(Dataset records)
________________

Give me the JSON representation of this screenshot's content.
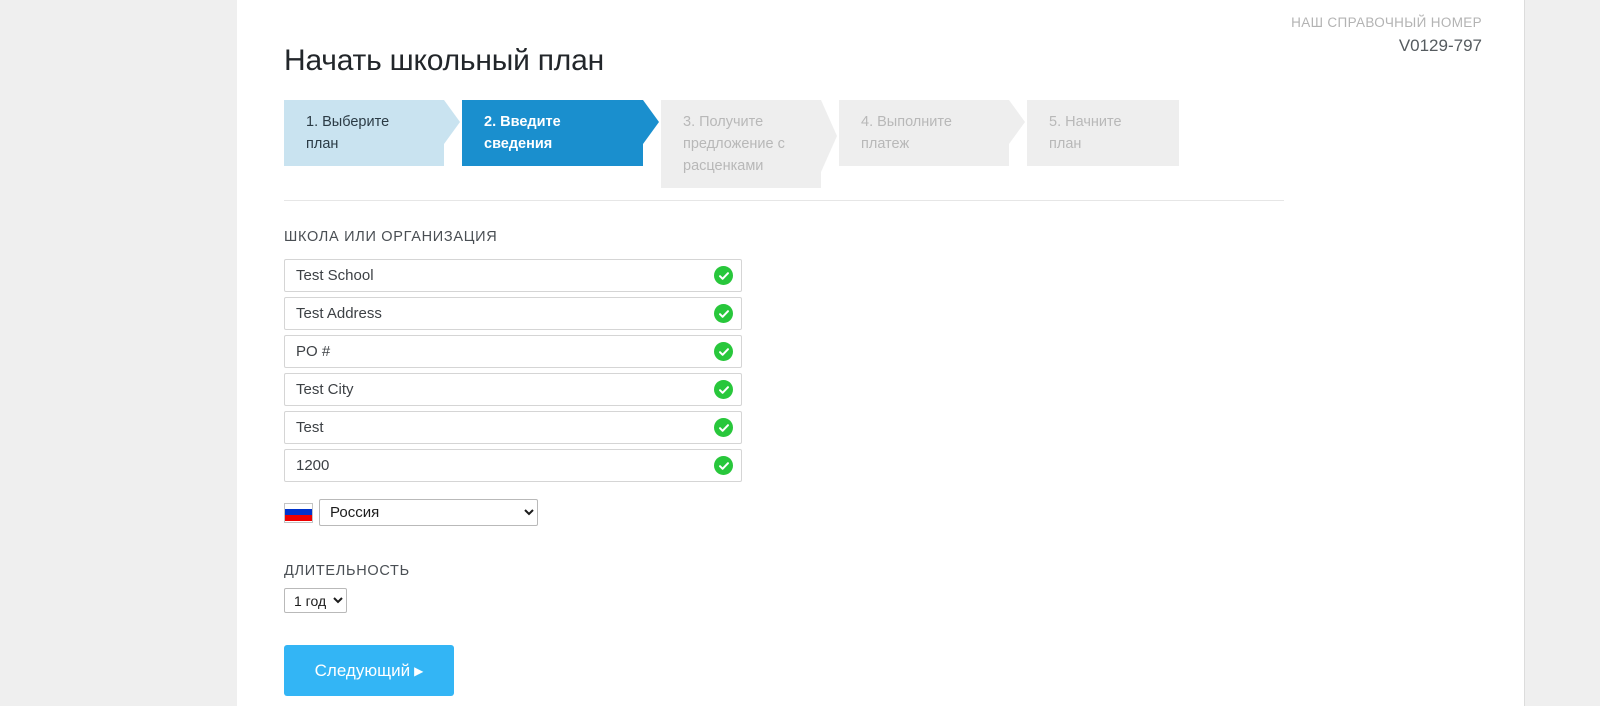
{
  "header": {
    "reference_label": "НАШ СПРАВОЧНЫЙ НОМЕР",
    "reference_value": "V0129-797"
  },
  "page_title": "Начать школьный план",
  "steps": [
    {
      "label": "1. Выберите план",
      "state": "done"
    },
    {
      "label": "2. Введите сведения",
      "state": "active"
    },
    {
      "label": "3. Получите предложение с расценками",
      "state": "pending"
    },
    {
      "label": "4. Выполните платеж",
      "state": "pending"
    },
    {
      "label": "5. Начните план",
      "state": "pending"
    }
  ],
  "form": {
    "section_label": "ШКОЛА ИЛИ ОРГАНИЗАЦИЯ",
    "fields": [
      {
        "name": "school-name",
        "value": "Test School",
        "placeholder": "Test School",
        "valid": true
      },
      {
        "name": "address",
        "value": "Test Address",
        "placeholder": "Test Address",
        "valid": true
      },
      {
        "name": "po-number",
        "value": "PO #",
        "placeholder": "PO #",
        "valid": true
      },
      {
        "name": "city",
        "value": "Test City",
        "placeholder": "Test City",
        "valid": true
      },
      {
        "name": "state",
        "value": "Test",
        "placeholder": "Test",
        "valid": true
      },
      {
        "name": "postal-code",
        "value": "1200",
        "placeholder": "1200",
        "valid": true
      }
    ],
    "country": {
      "selected": "Россия",
      "options": [
        "Россия"
      ],
      "flag": "flag-ru-icon"
    },
    "duration": {
      "label": "ДЛИТЕЛЬНОСТЬ",
      "selected": "1 год",
      "options": [
        "1 год"
      ]
    }
  },
  "actions": {
    "next_label": "Следующий",
    "next_caret": "▶"
  },
  "colors": {
    "page_background": "#efefef",
    "sheet_background": "#ffffff",
    "step_done": "#c9e3f0",
    "step_active": "#1a8fce",
    "step_pending": "#eeeeee",
    "button_primary": "#33b5f5",
    "valid_green": "#28c73b"
  }
}
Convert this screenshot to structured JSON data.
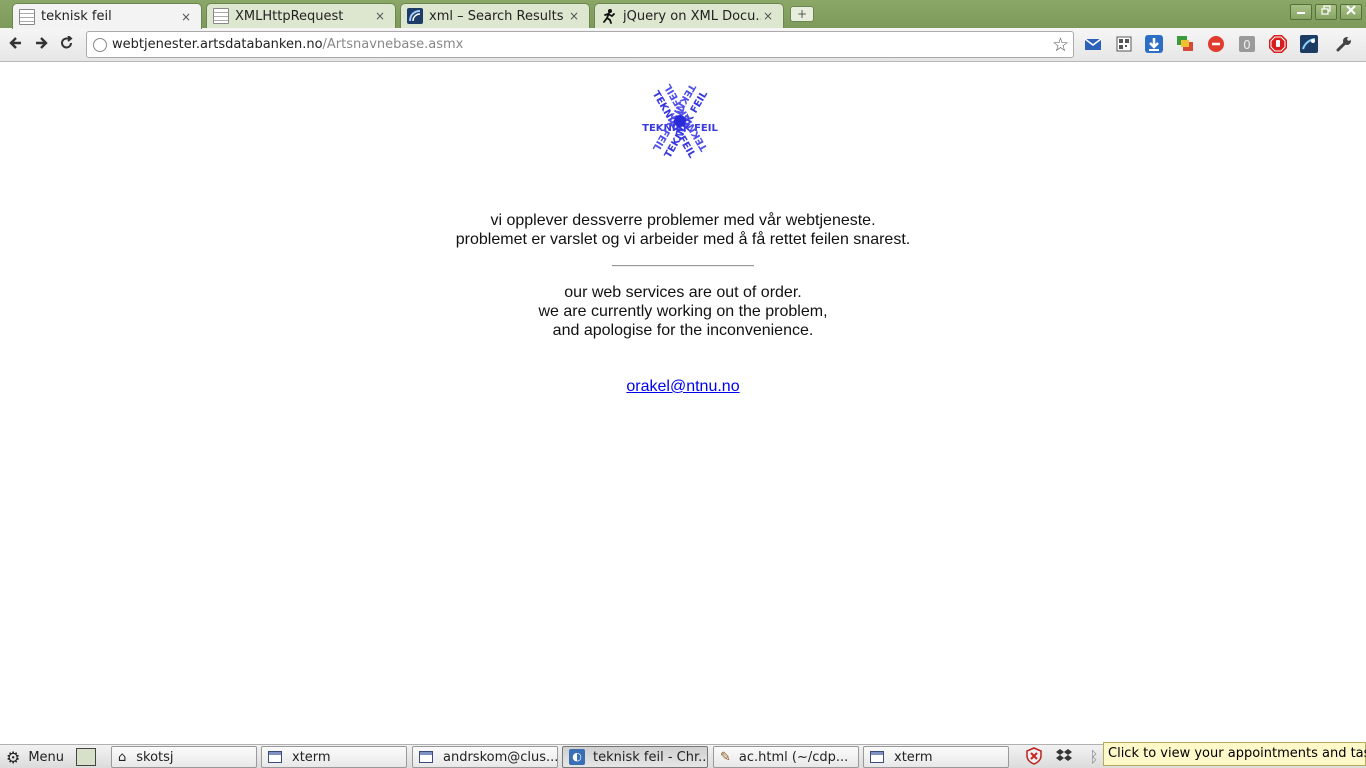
{
  "browser": {
    "tabs": [
      {
        "label": "teknisk feil",
        "icon": "page-icon",
        "active": true
      },
      {
        "label": "XMLHttpRequest",
        "icon": "page-icon",
        "active": false
      },
      {
        "label": "xml – Search Results ...",
        "icon": "stackoverflow-icon",
        "active": false
      },
      {
        "label": "jQuery on XML Docu...",
        "icon": "runner-icon",
        "active": false
      }
    ],
    "close_glyph": "×",
    "new_tab_glyph": "+",
    "address": {
      "host": "webtjenester.artsdatabanken.no",
      "path": "/Artsnavnebase.asmx"
    }
  },
  "page": {
    "logo_text": "TEKNISK FEIL",
    "norwegian_lines": [
      "vi opplever dessverre problemer med vår webtjeneste.",
      "problemet er varslet og vi arbeider med å få rettet feilen snarest."
    ],
    "english_lines": [
      "our web services are out of order.",
      "we are currently working on the problem,",
      "and apologise for the inconvenience."
    ],
    "contact_email": "orakel@ntnu.no"
  },
  "taskbar": {
    "menu_label": "Menu",
    "tasks": [
      {
        "label": "skotsj",
        "icon": "home-icon",
        "active": false
      },
      {
        "label": "xterm",
        "icon": "window-icon",
        "active": false
      },
      {
        "label": "andrskom@clus...",
        "icon": "window-icon",
        "active": false
      },
      {
        "label": "teknisk feil - Chr...",
        "icon": "chrome-icon",
        "active": true
      },
      {
        "label": "ac.html (~/cdp...",
        "icon": "editor-icon",
        "active": false
      },
      {
        "label": "xterm",
        "icon": "window-icon",
        "active": false
      }
    ],
    "tooltip": "Click to view your appointments and tasks"
  },
  "colors": {
    "tab_strip": "#7d9a5a",
    "logo_blue": "#2a2ad8",
    "link": "#0000ee"
  }
}
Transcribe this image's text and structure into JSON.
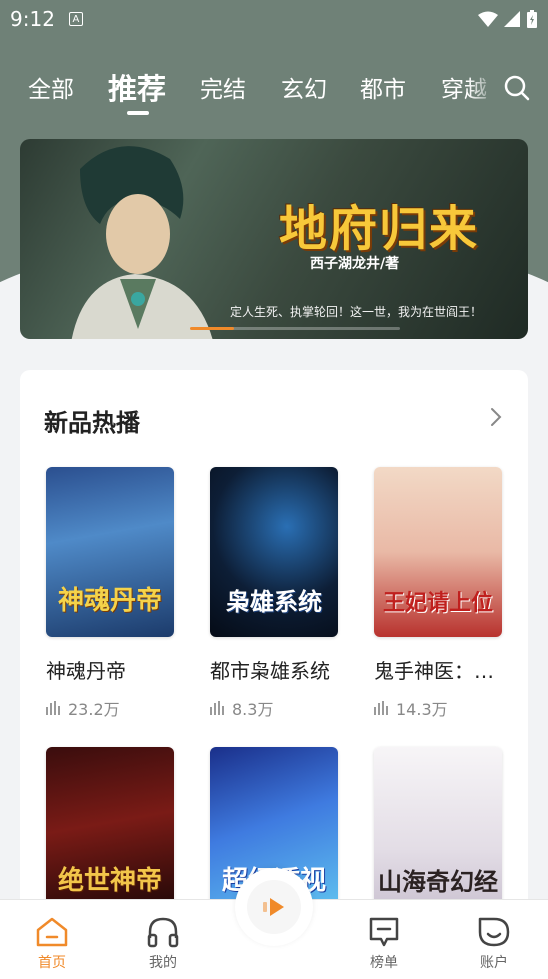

________________

● Task to carry out
Single out each line of the records above with the string "icon" in it, and copy it.

● Answer to the problem
      "flag": "flag-ru-icon"
        "icon": "page-icon",
        "icon": "page-icon",
        "icon": "stackoverflow-icon",
        "icon": "runner-icon",
        "icon": "home-icon",
        "icon": "window-icon",
        "icon": "window-icon",
        "icon": "chrome-icon",
        "icon": "editor-icon",
        "icon": "window-icon",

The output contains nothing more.